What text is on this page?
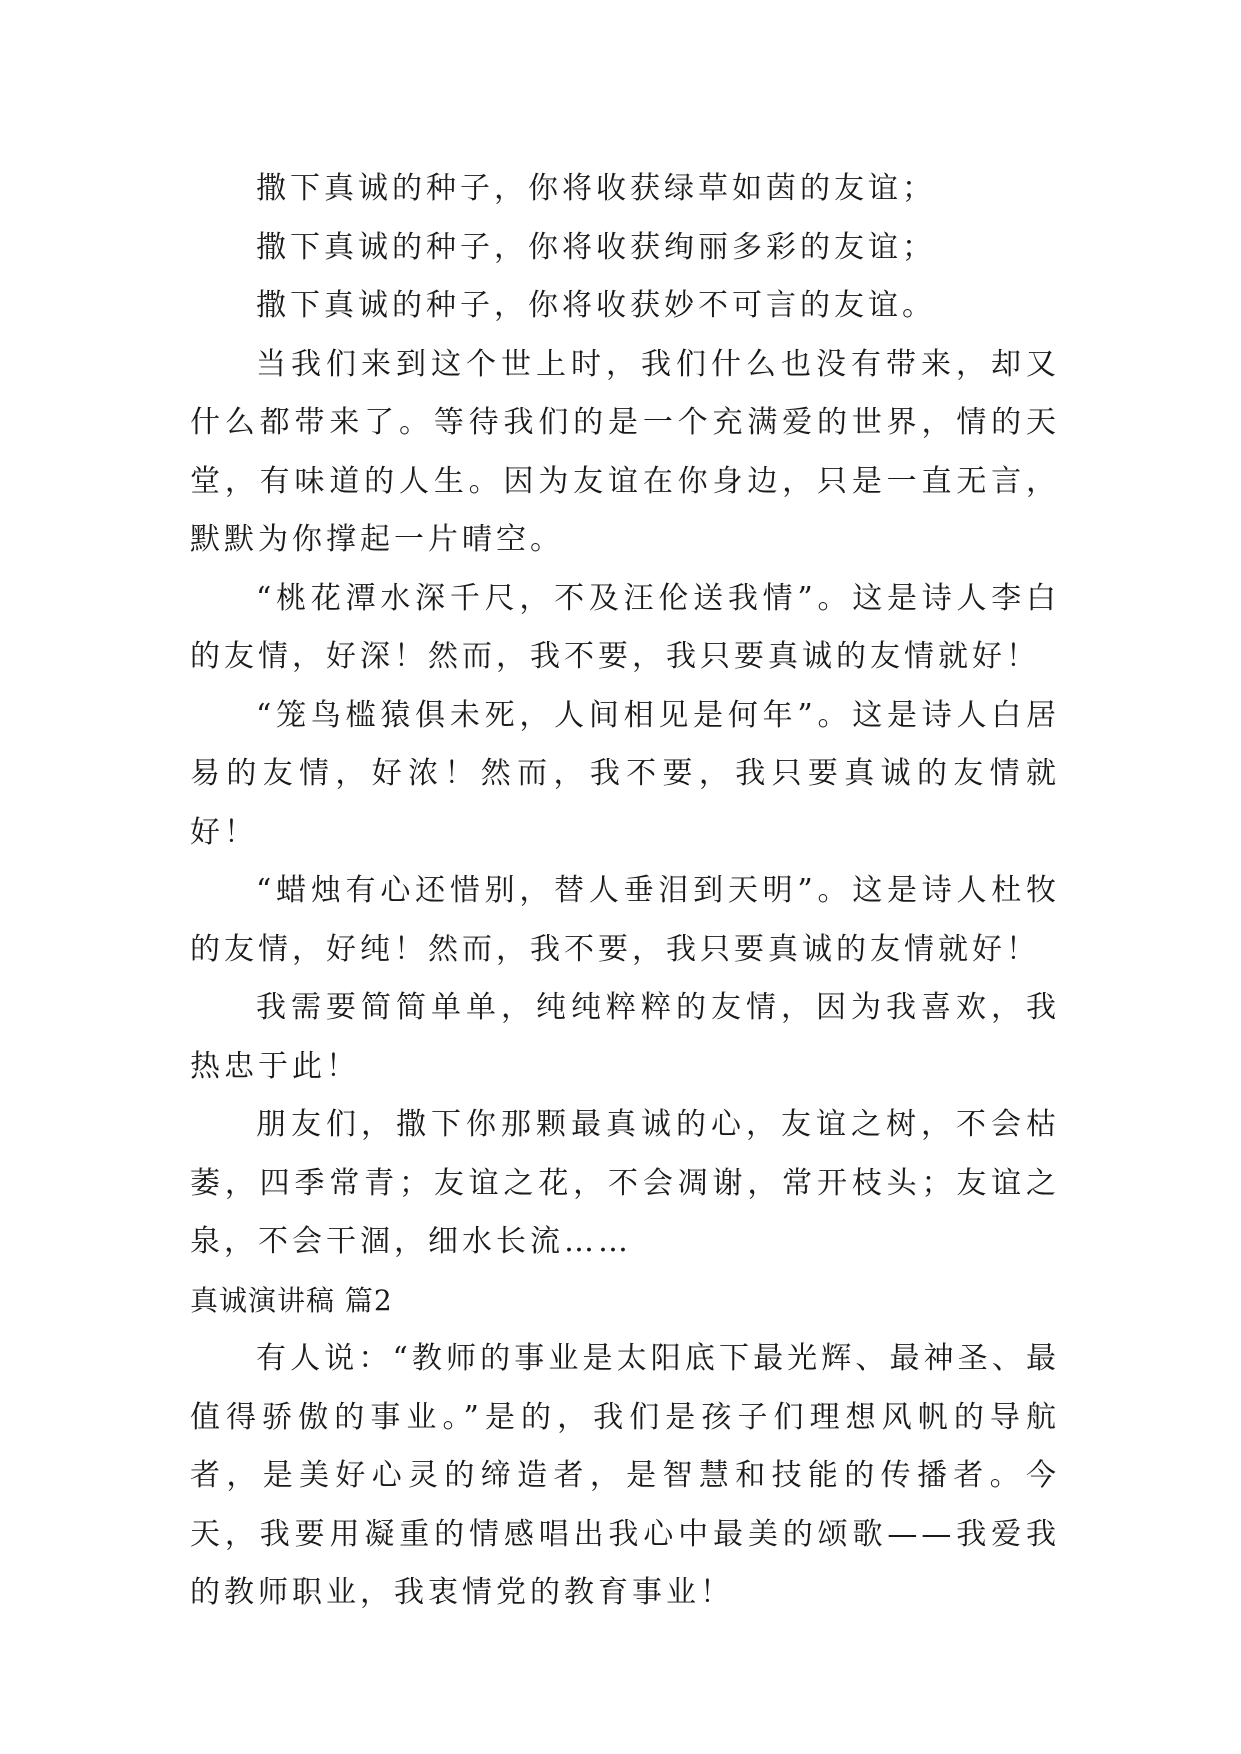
撒下真诚的种子，你将收获绿草如茵的友谊；

撒下真诚的种子，你将收获绚丽多彩的友谊；

撒下真诚的种子，你将收获妙不可言的友谊。

当我们来到这个世上时，我们什么也没有带来，却又什么都带来了。等待我们的是一个充满爱的世界，情的天堂，有味道的人生。因为友谊在你身边，只是一直无言，默默为你撑起一片晴空。

“桃花潭水深千尺，不及汪伦送我情”。这是诗人李白的友情，好深！然而，我不要，我只要真诚的友情就好！

“笼鸟槛猿俱未死，人间相见是何年”。这是诗人白居易的友情，好浓！然而，我不要，我只要真诚的友情就好！

“蜡烛有心还惜别，替人垂泪到天明”。这是诗人杜牧的友情，好纯！然而，我不要，我只要真诚的友情就好！

我需要简简单单，纯纯粹粹的友情，因为我喜欢，我热忠于此！

朋友们，撒下你那颗最真诚的心，友谊之树，不会枯萎，四季常青；友谊之花，不会凋谢，常开枝头；友谊之泉，不会干涸，细水长流……

真诚演讲稿 篇2

有人说：“教师的事业是太阳底下最光辉、最神圣、最值得骄傲的事业。”是的，我们是孩子们理想风帆的导航者，是美好心灵的缔造者，是智慧和技能的传播者。今天，我要用凝重的情感唱出我心中最美的颂歌——我爱我的教师职业，我衷情党的教育事业！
■ ■ ■ ■
▶ _Written exercise_: Every entry above needs to be retyped exactly; drop the pictures.

▶ _Correct output_:
What text is on this page?
撒下真诚的种子，你将收获绿草如茵的友谊；

撒下真诚的种子，你将收获绚丽多彩的友谊；

撒下真诚的种子，你将收获妙不可言的友谊。

当我们来到这个世上时，我们什么也没有带来，却又什么都带来了。等待我们的是一个充满爱的世界，情的天堂，有味道的人生。因为友谊在你身边，只是一直无言，默默为你撑起一片晴空。

“桃花潭水深千尺，不及汪伦送我情”。这是诗人李白的友情，好深！然而，我不要，我只要真诚的友情就好！

“笼鸟槛猿俱未死，人间相见是何年”。这是诗人白居易的友情，好浓！然而，我不要，我只要真诚的友情就好！

“蜡烛有心还惜别，替人垂泪到天明”。这是诗人杜牧的友情，好纯！然而，我不要，我只要真诚的友情就好！

我需要简简单单，纯纯粹粹的友情，因为我喜欢，我热忠于此！

朋友们，撒下你那颗最真诚的心，友谊之树，不会枯萎，四季常青；友谊之花，不会凋谢，常开枝头；友谊之泉，不会干涸，细水长流……

真诚演讲稿 篇2

有人说：“教师的事业是太阳底下最光辉、最神圣、最值得骄傲的事业。”是的，我们是孩子们理想风帆的导航者，是美好心灵的缔造者，是智慧和技能的传播者。今天，我要用凝重的情感唱出我心中最美的颂歌——我爱我的教师职业，我衷情党的教育事业！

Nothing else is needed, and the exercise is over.